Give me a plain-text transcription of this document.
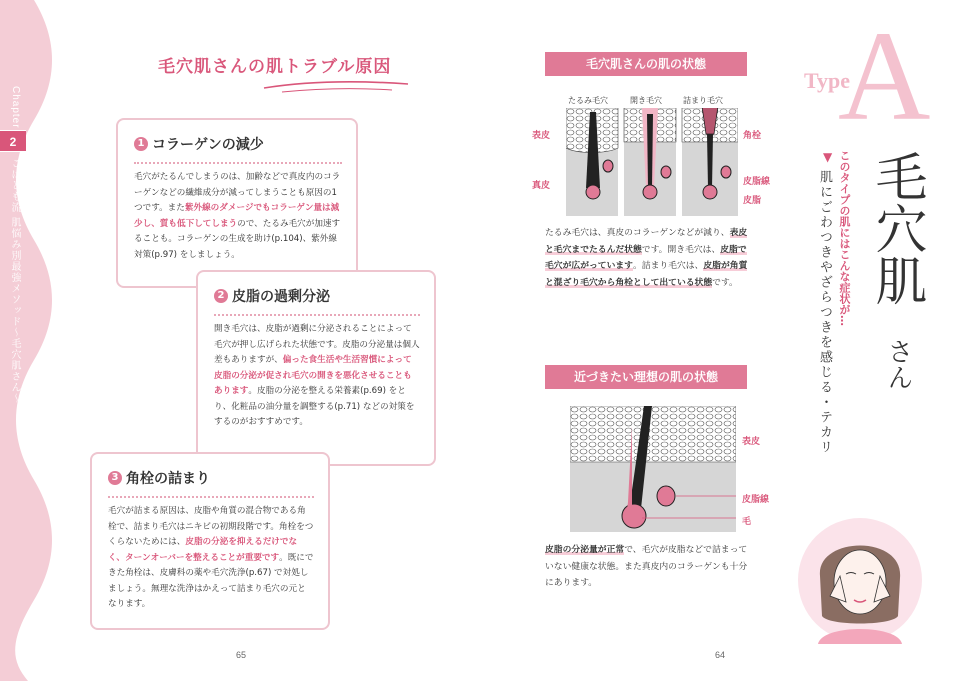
Chapter
2
こばとも流 肌悩み別最強メソッド〜毛穴肌さん〜
毛穴肌さんの肌トラブル原因
1 コラーゲンの減少
毛穴がたるんでしまうのは、加齢などで真皮内のコラーゲンなどの繊維成分が減ってしまうことも原因の1つです。また紫外線のダメージでもコラーゲン量は減少し、質も低下してしまうので、たるみ毛穴が加速することも。コラーゲンの生成を助け(p.104)、紫外線対策(p.97) をしましょう。
2 皮脂の過剰分泌
開き毛穴は、皮脂が過剰に分泌されることによって毛穴が押し広げられた状態です。皮脂の分泌量は個人差もありますが、偏った食生活や生活習慣によって皮脂の分泌が促され毛穴の開きを悪化させることもあります。皮脂の分泌を整える栄養素(p.69) をとり、化粧品の油分量を調整する(p.71) などの対策をするのがおすすめです。
3 角栓の詰まり
毛穴が詰まる原因は、皮脂や角質の混合物である角栓で、詰まり毛穴はニキビの初期段階です。角栓をつくらないためには、皮脂の分泌を抑えるだけでなく、ターンオーバーを整えることが重要です。既にできた角栓は、皮膚科の薬や毛穴洗浄(p.67) で対処しましょう。無理な洗浄はかえって詰まり毛穴の元となります。
65
毛穴肌さんの肌の状態
たるみ毛穴	開き毛穴	詰まり毛穴
表皮
真皮
角栓
皮脂線
皮脂
たるみ毛穴は、真皮のコラーゲンなどが減り、表皮と毛穴までたるんだ状態です。開き毛穴は、皮脂で毛穴が広がっています。詰まり毛穴は、皮脂が角質と混ざり毛穴から角栓として出ている状態です。
近づきたい理想の肌の状態
表皮
皮脂線
毛
皮脂の分泌量が正常で、毛穴が皮脂などで詰まっていない健康な状態。また真皮内のコラーゲンも十分にあります。
64
Type
A
毛穴肌
さん
▼ このタイプの肌にはこんな症状が…
肌にごわつきやざらつきを感じる・テカリ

══════════════════════════════

**What to work on:** Word for word, quote the full listing, omitting every picture.

**Exercise result:**
Give me a plain-text transcription of this document.
Chapter
2
こばとも流 肌悩み別最強メソッド〜毛穴肌さん〜
毛穴肌さんの肌トラブル原因
1 コラーゲンの減少
毛穴がたるんでしまうのは、加齢などで真皮内のコラーゲンなどの繊維成分が減ってしまうことも原因の1つです。また紫外線のダメージでもコラーゲン量は減少し、質も低下してしまうので、たるみ毛穴が加速することも。コラーゲンの生成を助け(p.104)、紫外線対策(p.97) をしましょう。
2 皮脂の過剰分泌
開き毛穴は、皮脂が過剰に分泌されることによって毛穴が押し広げられた状態です。皮脂の分泌量は個人差もありますが、偏った食生活や生活習慣によって皮脂の分泌が促され毛穴の開きを悪化させることもあります。皮脂の分泌を整える栄養素(p.69) をとり、化粧品の油分量を調整する(p.71) などの対策をするのがおすすめです。
3 角栓の詰まり
毛穴が詰まる原因は、皮脂や角質の混合物である角栓で、詰まり毛穴はニキビの初期段階です。角栓をつくらないためには、皮脂の分泌を抑えるだけでなく、ターンオーバーを整えることが重要です。既にできた角栓は、皮膚科の薬や毛穴洗浄(p.67) で対処しましょう。無理な洗浄はかえって詰まり毛穴の元となります。
65
毛穴肌さんの肌の状態
たるみ毛穴	開き毛穴	詰まり毛穴
表皮
真皮
角栓
皮脂線
皮脂
たるみ毛穴は、真皮のコラーゲンなどが減り、表皮と毛穴までたるんだ状態です。開き毛穴は、皮脂で毛穴が広がっています。詰まり毛穴は、皮脂が角質と混ざり毛穴から角栓として出ている状態です。
近づきたい理想の肌の状態
表皮
皮脂線
毛
皮脂の分泌量が正常で、毛穴が皮脂などで詰まっていない健康な状態。また真皮内のコラーゲンも十分にあります。
64
Type
A
毛穴肌
さん
▼ このタイプの肌にはこんな症状が…
肌にごわつきやざらつきを感じる・テカリ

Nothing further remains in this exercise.